> **Exercise task 1**
Reproduce the passage of the verl reward configuration text that runs from "Description" to "during RL training.", without changing a word.
> **Exercise task 2**
Write the next portion of the verl reward configuration text, starting immediately after its final sentence.

> **Excerpt to read**
□ □ □ □

Implementation:Volcengine Verl Reward Config Dict

Field	Value
Knowledge Sources	verl source code, data preprocessing examples
Domains	Reward Configuration, Data Schema, Training Pipeline
Last Updated	2026-02-07

Overview

Description

The reward_model configuration dict is a standardized data schema embedded in every training example that tells the verl training pipeline how to compute rewards for that example. It is stored as the "reward_model" field in each parquet row and is consumed by the reward computation subsystem during RL training.

The dict has a required "style" key that selects the reward computation strategy, and additional keys that vary by style:

Rule-based ("style": "rule") -- Used for tasks with deterministic correct answers (math problems, code evaluation). The "ground_truth" field contains the expected answer string. A custom reward function compares the model's output against this ground truth.

Model-based ("style": "model") -- Used for open-ended tasks (alignment, instruction following). A learned reward model scores the model's output. The "ground_truth" field may contain a reference response but is not directly compared.

Multiple-choice evaluation ("style": "model", "eval": "multiple_choice") -- Used for benchmarks like HellaSwag. The "choices" field contains a list of candidate completions, and "ground_truth" is the index of the correct choice. Evaluation uses log-likelihood comparison.

□ □ □ □

> **Data lines**
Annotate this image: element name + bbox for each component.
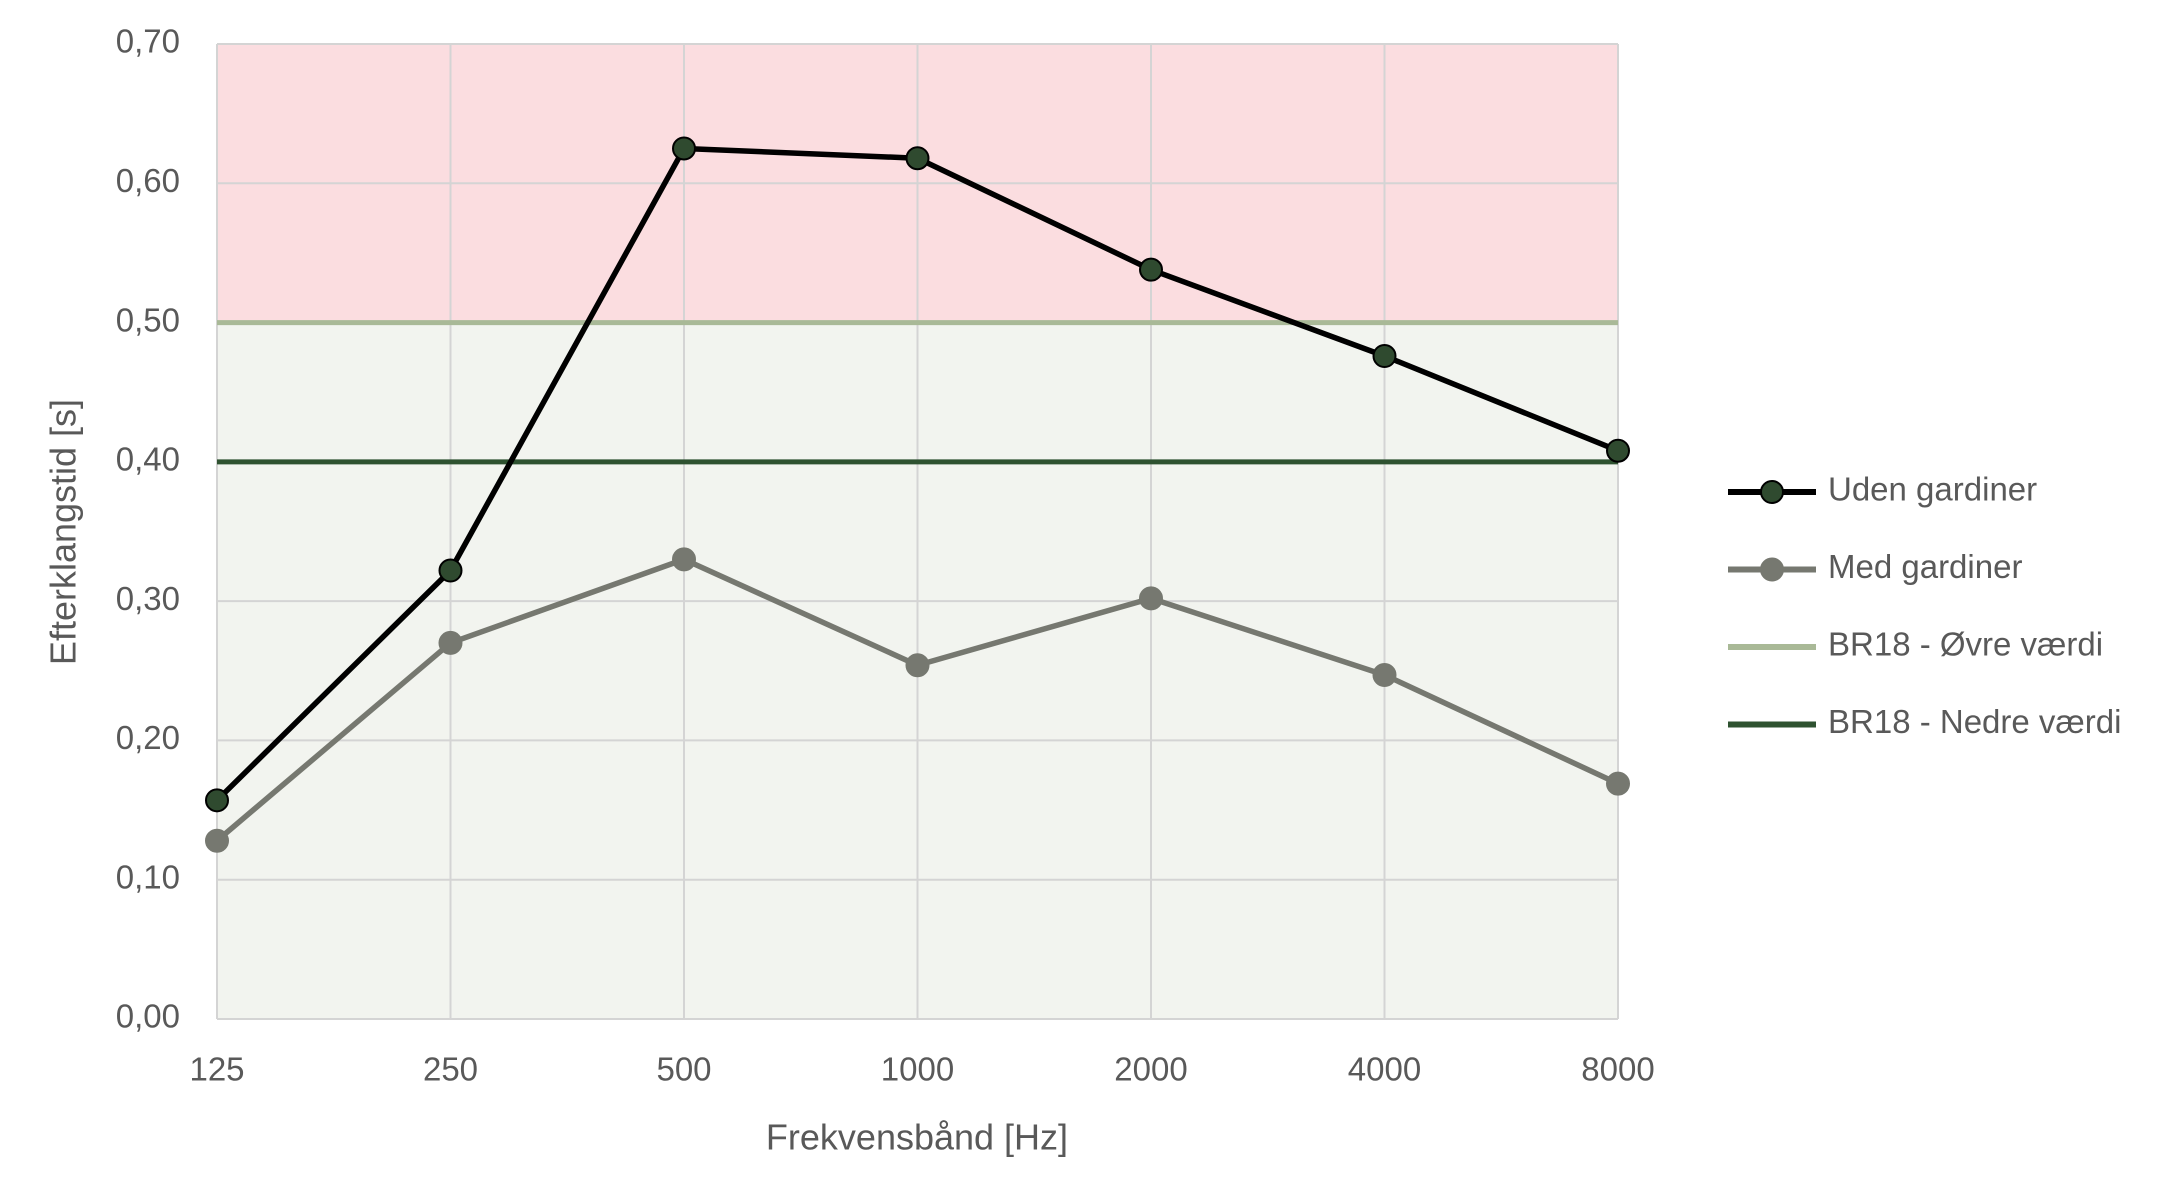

□ □ □ □

> **Expected answer 1**
Description

The reward_model configuration dict is a standardized data schema embedded in every training example that tells the verl training pipeline how to compute rewards for that example. It is stored as the "reward_model" field in each parquet row and is consumed by the reward computation subsystem during RL training.

> **Expected answer 2**
Usage

This dict is constructed during data preprocessing and stored in parquet format. The training pipeline reads it to determine the appropriate reward function and ground truth for each example.

Code Reference

Field	Value
Rule-based Source	`examples/data_preprocess/gsm8k.py`, Lines 72-73
Model-based Source	`examples/data_preprocess/full_hh_rlhf.py`, Lines 112-115
Multiple-choice Source	`examples/data_preprocess/hellaswag.py`, Lines 73-78
Pattern Type	Pure Python dict construction (no special import needed)

I/O Contract

Inputs

Field	Type	Required	Description
`style`	`str`	Yes	Reward computation strategy: `"rule"` or `"model"`.
`ground_truth`	`str` or `int`	Yes	The expected answer. A string for rule-based, an index for multiple-choice, or a reference response for model-based.
`eval`	`str`	No	Evaluation method. Set to `"multiple_choice"` for log-likelihood evaluation.
`choices`	`list[str]`	No	Candidate completions for multiple-choice evaluation.

Outputs

The reward config dict is not a function; it is a data structure consumed by the reward computation pipeline. It determines:

Outcome	Description
Reward function selection	`"rule"` triggers rule-based comparison; `"model"` triggers reward model inference.
Ground truth availability	Provides the reference answer or response for comparison.
Evaluation method	Determines whether to use generation-based or log-likelihood-based evaluation.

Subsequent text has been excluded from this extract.